*Stated task*. Copy out the records in full, word for word, without pictures.

## BEGIN Input rows

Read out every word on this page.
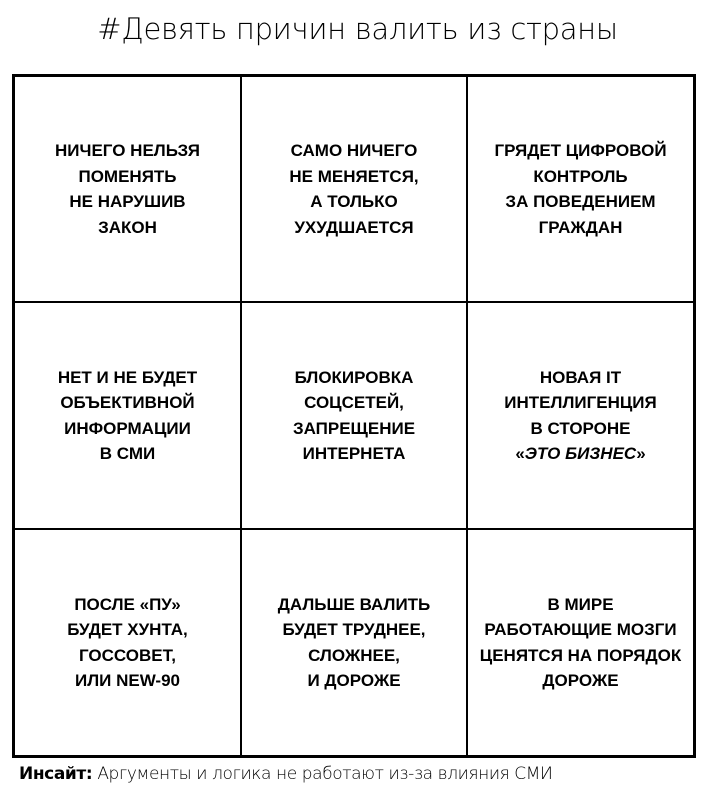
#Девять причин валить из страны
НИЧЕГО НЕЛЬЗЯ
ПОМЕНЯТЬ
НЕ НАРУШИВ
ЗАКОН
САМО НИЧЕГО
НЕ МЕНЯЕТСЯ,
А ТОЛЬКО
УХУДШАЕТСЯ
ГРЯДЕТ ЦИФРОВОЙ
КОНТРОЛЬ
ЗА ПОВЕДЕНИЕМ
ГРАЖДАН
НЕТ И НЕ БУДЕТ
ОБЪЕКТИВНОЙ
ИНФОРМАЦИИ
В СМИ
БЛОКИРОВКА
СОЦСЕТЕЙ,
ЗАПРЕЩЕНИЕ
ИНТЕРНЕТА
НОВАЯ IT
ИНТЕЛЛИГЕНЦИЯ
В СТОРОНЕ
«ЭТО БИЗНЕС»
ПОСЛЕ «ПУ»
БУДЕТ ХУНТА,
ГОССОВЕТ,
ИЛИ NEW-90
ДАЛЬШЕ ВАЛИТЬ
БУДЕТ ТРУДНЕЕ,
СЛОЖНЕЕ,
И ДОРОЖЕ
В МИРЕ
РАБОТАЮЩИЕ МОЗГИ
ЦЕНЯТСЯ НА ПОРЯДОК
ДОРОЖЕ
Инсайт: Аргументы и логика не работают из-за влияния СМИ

## END Input rows

*Worked solution*.
Read out every word on this page.
#Девять причин валить из страны
НИЧЕГО НЕЛЬЗЯ
ПОМЕНЯТЬ
НЕ НАРУШИВ
ЗАКОН
САМО НИЧЕГО
НЕ МЕНЯЕТСЯ,
А ТОЛЬКО
УХУДШАЕТСЯ
ГРЯДЕТ ЦИФРОВОЙ
КОНТРОЛЬ
ЗА ПОВЕДЕНИЕМ
ГРАЖДАН
НЕТ И НЕ БУДЕТ
ОБЪЕКТИВНОЙ
ИНФОРМАЦИИ
В СМИ
БЛОКИРОВКА
СОЦСЕТЕЙ,
ЗАПРЕЩЕНИЕ
ИНТЕРНЕТА
НОВАЯ IT
ИНТЕЛЛИГЕНЦИЯ
В СТОРОНЕ
«ЭТО БИЗНЕС»
ПОСЛЕ «ПУ»
БУДЕТ ХУНТА,
ГОССОВЕТ,
ИЛИ NEW-90
ДАЛЬШЕ ВАЛИТЬ
БУДЕТ ТРУДНЕЕ,
СЛОЖНЕЕ,
И ДОРОЖЕ
В МИРЕ
РАБОТАЮЩИЕ МОЗГИ
ЦЕНЯТСЯ НА ПОРЯДОК
ДОРОЖЕ
Инсайт: Аргументы и логика не работают из-за влияния СМИ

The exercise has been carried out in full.